Exercise instructions → Show, in full, each line of the data that contains "traseros".
================================
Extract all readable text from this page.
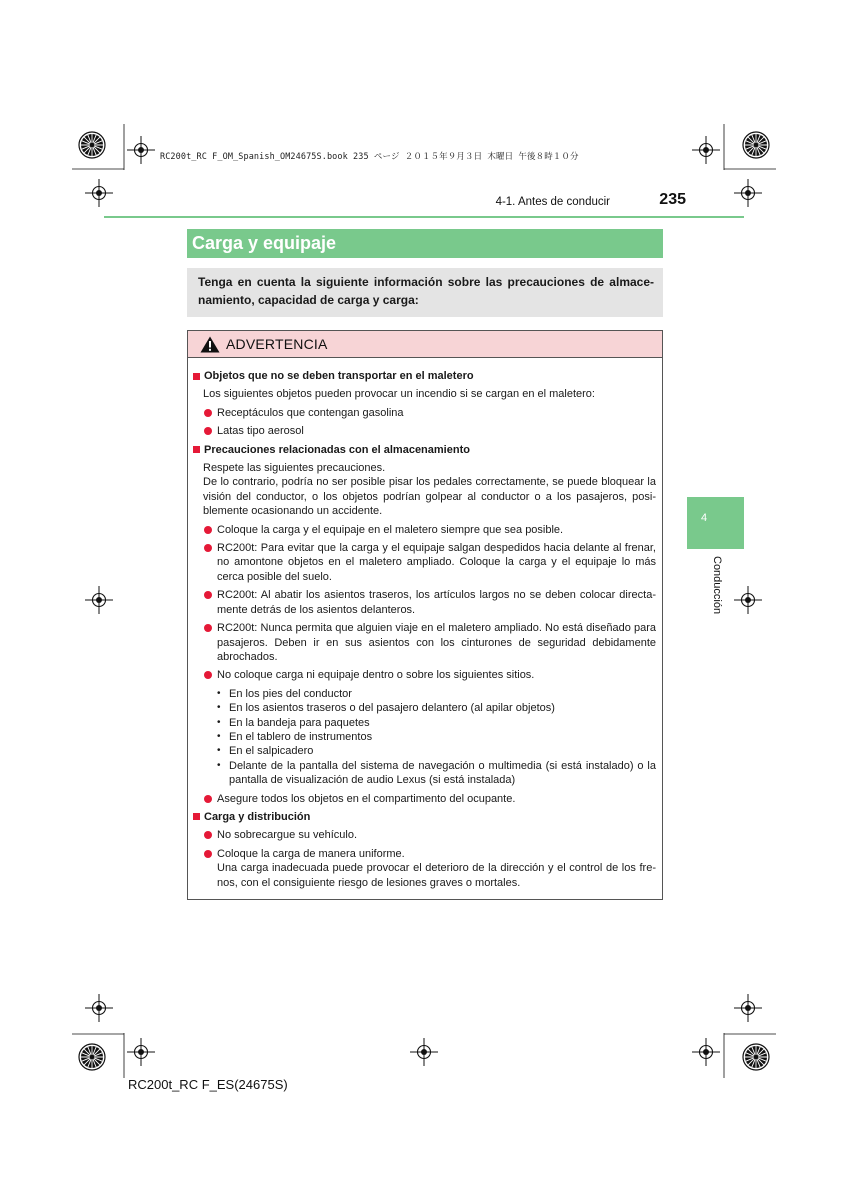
RC200t_RC F_OM_Spanish_OM24675S.book 235 ページ ２０１５年９月３日 木曜日 午後８時１０分
4-1. Antes de conducir	235
Carga y equipaje
Tenga en cuenta la siguiente información sobre las precauciones de almace-namiento, capacidad de carga y carga:
ADVERTENCIA
Objetos que no se deben transportar en el maletero
Los siguientes objetos pueden provocar un incendio si se cargan en el maletero:
Receptáculos que contengan gasolina
Latas tipo aerosol
Precauciones relacionadas con el almacenamiento
Respete las siguientes precauciones.
De lo contrario, podría no ser posible pisar los pedales correctamente, se puede bloquear la visión del conductor, o los objetos podrían golpear al conductor o a los pasajeros, posi-blemente ocasionando un accidente.
Coloque la carga y el equipaje en el maletero siempre que sea posible.
RC200t: Para evitar que la carga y el equipaje salgan despedidos hacia delante al frenar, no amontone objetos en el maletero ampliado. Coloque la carga y el equipaje lo más cerca posible del suelo.
RC200t: Al abatir los asientos traseros, los artículos largos no se deben colocar directa-mente detrás de los asientos delanteros.
RC200t: Nunca permita que alguien viaje en el maletero ampliado. No está diseñado para pasajeros. Deben ir en sus asientos con los cinturones de seguridad debidamente abrochados.
No coloque carga ni equipaje dentro o sobre los siguientes sitios.
• En los pies del conductor
• En los asientos traseros o del pasajero delantero (al apilar objetos)
• En la bandeja para paquetes
• En el tablero de instrumentos
• En el salpicadero
• Delante de la pantalla del sistema de navegación o multimedia (si está instalado) o la pantalla de visualización de audio Lexus (si está instalada)
Asegure todos los objetos en el compartimento del ocupante.
Carga y distribución
No sobrecargue su vehículo.
Coloque la carga de manera uniforme.
Una carga inadecuada puede provocar el deterioro de la dirección y el control de los fre-nos, con el consiguiente riesgo de lesiones graves o mortales.
4
Conducción
RC200t_RC F_ES(24675S)
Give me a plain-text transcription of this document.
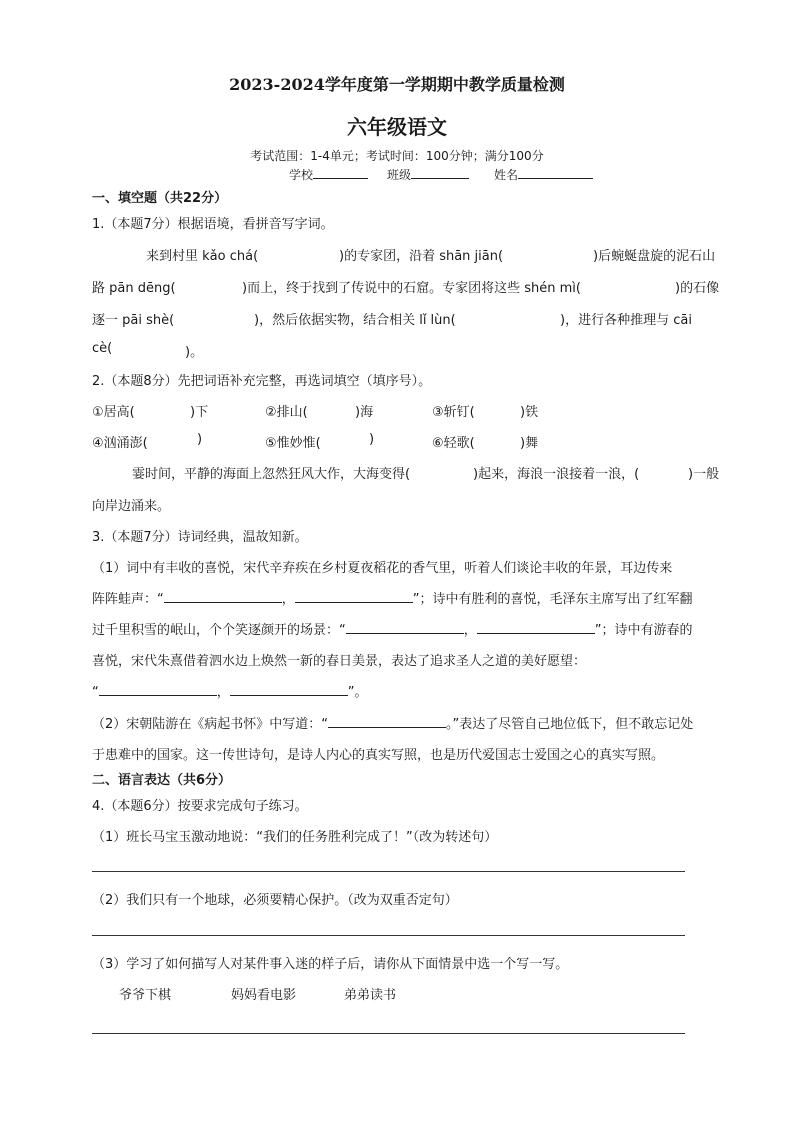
2023-2024学年度第一学期期中教学质量检测
六年级语文
考试范围：1-4单元；考试时间：100分钟；满分100分
学校	班级	姓名
一、填空题（共22分）
1.（本题7分）根据语境，看拼音写字词。
来到村里 kǎo chá(	)的专家团，沿着 shān jiān(	)后蜿蜒盘旋的泥石山
路 pān dēng(	)而上，终于找到了传说中的石窟。专家团将这些 shén mì(	)的石像
逐一 pāi shè(	)，然后依据实物，结合相关 lǐ lùn(	)，进行各种推理与 cāi
cè(	)。
2.（本题8分）先把词语补充完整，再选词填空（填序号）。
①居高(	)下	②排山(	)海	③斩钉(	)铁
④汹涌澎(	)	⑤惟妙惟(	)	⑥轻歌(	)舞
霎时间，平静的海面上忽然狂风大作，大海变得(	)起来，海浪一浪接着一浪，(	)一般
向岸边涌来。
3.（本题7分）诗词经典，温故知新。
（1）词中有丰收的喜悦，宋代辛弃疾在乡村夏夜稻花的香气里，听着人们谈论丰收的年景，耳边传来
阵阵蛙声：“	，	”；诗中有胜利的喜悦，毛泽东主席写出了红军翻
过千里积雪的岷山，个个笑逐颜开的场景：“	，	”；诗中有游春的
喜悦，宋代朱熹借着泗水边上焕然一新的春日美景，表达了追求圣人之道的美好愿望：
“	，	”。
（2）宋朝陆游在《病起书怀》中写道：“	。”表达了尽管自己地位低下，但不敢忘记处
于患难中的国家。这一传世诗句，是诗人内心的真实写照，也是历代爱国志士爱国之心的真实写照。
二、语言表达（共6分）
4.（本题6分）按要求完成句子练习。
（1）班长马宝玉激动地说：“我们的任务胜利完成了！”（改为转述句）
（2）我们只有一个地球，必须要精心保护。（改为双重否定句）
（3）学习了如何描写人对某件事入迷的样子后，请你从下面情景中选一个写一写。
爷爷下棋	妈妈看电影	弟弟读书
================================
Response for this exercise →
RC200t: Al abatir los asientos traseros, los artículos largos no se deben colocar directa-mente detrás de los asientos delanteros.
• En los asientos traseros o del pasajero delantero (al apilar objetos)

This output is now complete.